EXTRAIT DU TEXTE:
+-------+

J'ai donc décidé, pour la première fois depuis l'existence de ce journal, de prendre des congés ; de faire une pause de quelques mois. Non pas pour arrêter définitivement l'écriture mais pour réfléchir à de nouvelles orientations, quelles qu'elles soient. (J'ai beau avoir une très grande réserve d'oxygène, l'air libre me manque, et tout ce que j'écris pour le moment me paraît beaucoup trop chargé de gaz carbonique.)
Faut-il un mot de la fin ? Non, je n'y arrive pas. Terminons donc, amis, cette session d'écriture de la manière la plus abrupte et la plus normale qui soit : par un point.
« L'aubépine du comte Eberhard »
« Cher Monsieur Engelmann !Merci beaucoup pour votre aimable lettre et pour les livres. Le poème d'Uhland est vraiment magnifique. Il en est ainsi : si on ne cherche pas à exprimer l'inexprimable, alors rien n'est perdu. L'inexprimable est plutôt — inexprimablement — contenu dans l'exprimé ! (...) »
(Extrait d'une lettre de Ludwig Wittgenstein à Paul Engelmann,
9 avril 1917, reproduite dans Ilse Somavilla [dir.] et
François Latraverse [trad.], Ludwig Wittgenstein.
Paul Engelmann. Lettres, rencontres,
souvenirs, 2010, p. 33.)

+-------+

DONNÉES FOURNIES:
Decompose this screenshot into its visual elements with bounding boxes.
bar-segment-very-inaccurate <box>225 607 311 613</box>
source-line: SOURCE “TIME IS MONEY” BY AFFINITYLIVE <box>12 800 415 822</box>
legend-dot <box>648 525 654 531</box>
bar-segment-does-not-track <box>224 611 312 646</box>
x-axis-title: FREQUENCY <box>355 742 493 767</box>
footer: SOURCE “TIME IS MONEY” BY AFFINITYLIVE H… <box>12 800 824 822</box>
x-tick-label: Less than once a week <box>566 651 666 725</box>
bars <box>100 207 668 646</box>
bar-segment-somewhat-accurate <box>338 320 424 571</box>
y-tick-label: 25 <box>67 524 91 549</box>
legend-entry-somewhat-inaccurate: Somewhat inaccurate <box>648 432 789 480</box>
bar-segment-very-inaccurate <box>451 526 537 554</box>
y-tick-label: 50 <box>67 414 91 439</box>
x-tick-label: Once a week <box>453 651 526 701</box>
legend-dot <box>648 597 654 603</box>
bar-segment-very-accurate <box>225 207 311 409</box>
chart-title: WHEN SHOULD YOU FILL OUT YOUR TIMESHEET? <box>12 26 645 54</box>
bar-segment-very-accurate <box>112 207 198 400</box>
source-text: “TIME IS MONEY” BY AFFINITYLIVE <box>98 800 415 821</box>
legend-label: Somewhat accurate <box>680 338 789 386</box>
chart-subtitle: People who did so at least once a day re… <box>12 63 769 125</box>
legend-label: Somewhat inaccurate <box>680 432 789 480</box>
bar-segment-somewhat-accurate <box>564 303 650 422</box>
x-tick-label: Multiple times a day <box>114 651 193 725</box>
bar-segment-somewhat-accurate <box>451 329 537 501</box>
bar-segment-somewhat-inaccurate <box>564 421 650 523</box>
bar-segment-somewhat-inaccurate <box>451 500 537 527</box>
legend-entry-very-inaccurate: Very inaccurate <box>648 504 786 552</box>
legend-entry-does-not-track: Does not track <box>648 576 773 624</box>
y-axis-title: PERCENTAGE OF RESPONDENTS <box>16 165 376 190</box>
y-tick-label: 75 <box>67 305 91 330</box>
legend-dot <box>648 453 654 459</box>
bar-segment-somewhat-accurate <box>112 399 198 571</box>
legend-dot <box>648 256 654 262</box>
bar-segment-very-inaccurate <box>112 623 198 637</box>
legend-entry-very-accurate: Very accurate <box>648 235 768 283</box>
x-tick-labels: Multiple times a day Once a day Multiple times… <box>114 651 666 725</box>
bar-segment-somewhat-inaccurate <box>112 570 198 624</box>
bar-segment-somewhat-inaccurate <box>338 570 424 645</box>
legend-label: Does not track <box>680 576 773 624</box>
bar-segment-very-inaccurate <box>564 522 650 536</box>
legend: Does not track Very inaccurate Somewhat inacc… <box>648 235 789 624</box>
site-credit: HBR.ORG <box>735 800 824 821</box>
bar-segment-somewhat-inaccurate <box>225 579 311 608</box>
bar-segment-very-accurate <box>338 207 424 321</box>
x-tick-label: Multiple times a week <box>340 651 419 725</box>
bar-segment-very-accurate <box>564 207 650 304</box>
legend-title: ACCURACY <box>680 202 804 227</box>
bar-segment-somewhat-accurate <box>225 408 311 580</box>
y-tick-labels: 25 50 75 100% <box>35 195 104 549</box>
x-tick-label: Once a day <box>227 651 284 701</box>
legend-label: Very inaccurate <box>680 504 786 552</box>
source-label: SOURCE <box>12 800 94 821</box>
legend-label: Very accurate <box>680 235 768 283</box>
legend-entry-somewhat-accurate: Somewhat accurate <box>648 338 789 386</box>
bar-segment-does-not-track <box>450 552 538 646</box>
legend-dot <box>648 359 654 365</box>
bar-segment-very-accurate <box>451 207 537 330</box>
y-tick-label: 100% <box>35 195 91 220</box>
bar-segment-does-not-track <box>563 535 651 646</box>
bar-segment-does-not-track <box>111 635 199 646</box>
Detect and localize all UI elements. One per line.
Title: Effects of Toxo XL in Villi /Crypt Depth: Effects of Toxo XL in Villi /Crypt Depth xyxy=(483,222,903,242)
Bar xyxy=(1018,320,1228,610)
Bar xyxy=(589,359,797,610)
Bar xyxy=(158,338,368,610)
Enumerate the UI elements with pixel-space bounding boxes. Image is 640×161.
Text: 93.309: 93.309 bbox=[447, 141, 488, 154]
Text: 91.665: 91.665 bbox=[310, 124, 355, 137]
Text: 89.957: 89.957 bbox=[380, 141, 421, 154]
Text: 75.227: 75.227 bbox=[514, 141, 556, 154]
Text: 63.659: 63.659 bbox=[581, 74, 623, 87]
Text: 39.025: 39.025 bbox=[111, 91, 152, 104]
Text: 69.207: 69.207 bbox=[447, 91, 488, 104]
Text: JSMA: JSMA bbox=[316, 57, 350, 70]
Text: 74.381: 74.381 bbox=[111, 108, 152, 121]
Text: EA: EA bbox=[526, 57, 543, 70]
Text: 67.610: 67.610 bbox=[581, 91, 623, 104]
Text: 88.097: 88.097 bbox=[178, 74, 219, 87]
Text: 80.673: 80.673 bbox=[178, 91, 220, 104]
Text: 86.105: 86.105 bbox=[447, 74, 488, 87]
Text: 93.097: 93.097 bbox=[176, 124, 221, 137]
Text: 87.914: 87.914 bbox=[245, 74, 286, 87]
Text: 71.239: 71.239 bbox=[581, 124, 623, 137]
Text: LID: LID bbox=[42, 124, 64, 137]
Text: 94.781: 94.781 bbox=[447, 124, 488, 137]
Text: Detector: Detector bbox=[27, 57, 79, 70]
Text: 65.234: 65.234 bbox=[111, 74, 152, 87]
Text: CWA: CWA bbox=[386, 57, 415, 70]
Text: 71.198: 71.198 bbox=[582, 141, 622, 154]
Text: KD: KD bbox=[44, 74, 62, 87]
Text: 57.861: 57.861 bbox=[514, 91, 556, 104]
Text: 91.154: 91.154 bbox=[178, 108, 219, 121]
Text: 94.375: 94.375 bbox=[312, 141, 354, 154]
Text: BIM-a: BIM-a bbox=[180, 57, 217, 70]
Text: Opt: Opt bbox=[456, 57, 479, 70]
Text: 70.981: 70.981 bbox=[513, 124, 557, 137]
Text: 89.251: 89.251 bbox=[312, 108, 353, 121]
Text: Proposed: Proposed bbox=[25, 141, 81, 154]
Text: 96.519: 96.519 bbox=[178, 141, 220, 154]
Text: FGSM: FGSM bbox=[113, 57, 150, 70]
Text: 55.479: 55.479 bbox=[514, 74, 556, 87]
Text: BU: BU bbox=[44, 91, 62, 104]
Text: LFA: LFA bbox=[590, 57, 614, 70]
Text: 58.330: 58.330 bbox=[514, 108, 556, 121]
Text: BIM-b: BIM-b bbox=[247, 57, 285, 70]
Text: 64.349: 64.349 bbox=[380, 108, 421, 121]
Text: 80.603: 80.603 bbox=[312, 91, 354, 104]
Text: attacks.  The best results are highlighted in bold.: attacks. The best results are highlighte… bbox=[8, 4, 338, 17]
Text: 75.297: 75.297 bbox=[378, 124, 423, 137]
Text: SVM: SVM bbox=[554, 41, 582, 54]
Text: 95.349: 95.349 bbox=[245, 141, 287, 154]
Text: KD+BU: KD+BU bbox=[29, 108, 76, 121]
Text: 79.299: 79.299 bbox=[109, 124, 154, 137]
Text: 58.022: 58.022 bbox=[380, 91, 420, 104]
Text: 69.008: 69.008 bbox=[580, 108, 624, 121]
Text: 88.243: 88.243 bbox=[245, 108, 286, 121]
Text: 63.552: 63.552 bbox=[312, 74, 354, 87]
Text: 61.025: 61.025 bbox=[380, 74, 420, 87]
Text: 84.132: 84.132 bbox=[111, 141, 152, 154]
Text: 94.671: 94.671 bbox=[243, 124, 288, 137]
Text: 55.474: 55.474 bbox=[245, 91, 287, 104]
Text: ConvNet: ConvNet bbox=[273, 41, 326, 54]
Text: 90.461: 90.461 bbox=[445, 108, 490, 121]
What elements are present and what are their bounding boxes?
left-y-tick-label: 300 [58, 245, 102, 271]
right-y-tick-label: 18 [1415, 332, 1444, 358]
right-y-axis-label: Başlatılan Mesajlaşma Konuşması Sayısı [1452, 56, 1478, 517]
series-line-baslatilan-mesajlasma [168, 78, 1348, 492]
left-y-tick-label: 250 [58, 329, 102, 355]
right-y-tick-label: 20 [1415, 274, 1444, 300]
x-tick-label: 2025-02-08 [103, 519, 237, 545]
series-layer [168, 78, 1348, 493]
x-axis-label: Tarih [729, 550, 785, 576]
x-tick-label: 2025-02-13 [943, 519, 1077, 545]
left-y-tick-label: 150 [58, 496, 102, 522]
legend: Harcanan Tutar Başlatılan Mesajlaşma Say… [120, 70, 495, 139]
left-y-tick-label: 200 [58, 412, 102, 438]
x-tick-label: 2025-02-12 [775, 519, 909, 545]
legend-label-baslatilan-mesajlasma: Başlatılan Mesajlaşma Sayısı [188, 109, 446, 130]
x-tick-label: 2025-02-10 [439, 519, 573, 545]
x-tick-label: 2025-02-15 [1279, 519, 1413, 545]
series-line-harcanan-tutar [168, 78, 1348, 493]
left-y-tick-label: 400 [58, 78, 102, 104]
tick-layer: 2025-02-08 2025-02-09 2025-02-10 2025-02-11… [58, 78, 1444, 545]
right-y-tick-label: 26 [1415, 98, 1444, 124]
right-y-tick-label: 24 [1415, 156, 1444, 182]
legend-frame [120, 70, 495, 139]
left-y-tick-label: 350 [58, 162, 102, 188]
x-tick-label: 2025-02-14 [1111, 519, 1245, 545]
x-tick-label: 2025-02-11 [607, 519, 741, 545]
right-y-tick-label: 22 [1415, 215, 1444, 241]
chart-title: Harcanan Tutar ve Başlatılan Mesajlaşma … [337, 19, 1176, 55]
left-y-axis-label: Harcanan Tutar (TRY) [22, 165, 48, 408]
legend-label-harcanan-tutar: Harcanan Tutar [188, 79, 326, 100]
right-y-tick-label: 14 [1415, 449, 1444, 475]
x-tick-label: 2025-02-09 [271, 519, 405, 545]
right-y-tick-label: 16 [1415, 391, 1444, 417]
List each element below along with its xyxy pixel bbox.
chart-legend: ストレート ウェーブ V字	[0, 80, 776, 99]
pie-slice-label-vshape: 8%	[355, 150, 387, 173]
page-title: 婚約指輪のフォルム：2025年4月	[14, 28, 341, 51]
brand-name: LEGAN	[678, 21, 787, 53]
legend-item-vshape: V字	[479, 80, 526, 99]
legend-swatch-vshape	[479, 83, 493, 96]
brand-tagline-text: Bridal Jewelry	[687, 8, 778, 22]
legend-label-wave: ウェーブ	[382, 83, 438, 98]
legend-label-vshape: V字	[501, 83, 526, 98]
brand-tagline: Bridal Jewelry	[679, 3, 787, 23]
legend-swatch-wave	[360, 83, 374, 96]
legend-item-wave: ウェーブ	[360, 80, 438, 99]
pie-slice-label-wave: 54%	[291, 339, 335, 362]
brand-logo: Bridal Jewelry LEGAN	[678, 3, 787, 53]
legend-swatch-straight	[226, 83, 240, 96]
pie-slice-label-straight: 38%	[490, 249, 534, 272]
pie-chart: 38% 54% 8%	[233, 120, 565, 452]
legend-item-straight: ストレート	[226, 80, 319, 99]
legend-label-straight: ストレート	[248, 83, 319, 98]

+-------+

CONSIGNE 1: Pouvez-vous résumer l'extrait de journal en deux phrases ?
CONSIGNE 2: Comment traduire en anglais cette phrase de l'extrait de journal : « Il en est ainsi : si on ne cherche pas à exprimer l'inexprimable, alors rien n'est perdu. » ?
CONSIGNE 3: Reprenez l'extrait de journal sur la pause d'écriture à l'endroit où il s'arrête et poursuivez-le.
Les données n'interviennent en rien dans ce travail.

RÉPONSE 1: Pour la première fois depuis l'existence du journal, une pause de quelques mois y est annoncée, non pour arrêter définitivement l'écriture mais pour réfléchir à de nouvelles orientations, car tout ce qui s'écrit en ce moment paraît trop chargé de gaz carbonique. Faute de mot de la fin, la session s'achève abruptement par un point, suivie d'un extrait d'une lettre de Ludwig Wittgenstein à Paul Engelmann du 9 avril 1917 selon lequel l'inexprimable est contenu dans l'exprimé.

RÉPONSE 2: That is how it is: if one does not try to express the inexpressible, then nothing is lost.

RÉPONSE 3:
« Le comte Eberhard le Barbu
du pays de Würtemberg
S'en allait en un pieux voyage
Vers les rivages de Palestine.
Un jour qu'il chevauchait
À travers une fraîche forêt,
Il eut tôt fait de couper
Une verte brindille d'aubépine.
Il la plaça soigneusement
Sur son casque de fer ;
Il l'emporta au combat
Et sur les flots de la mer.
Et de retour chez lui,
Il la planta en terre,
Où bientôt maintes pousses nouvelles
Naquirent au doux printemps.
Le comte, fidèle et bon,
Lui rendait visite chaque année,
Se réjouissant du courage
Avec lequel elle grandissait.
Le seigneur était vieux et las ;
La petite branche était désormais un arbre,
Au pied duquel s'asseyait souvent
Le vieillard dans un rêve profond.
La voûte, haute et large,
Lui rappelle par de doux murmures
L'ancien temps
Et le pays lointain ! »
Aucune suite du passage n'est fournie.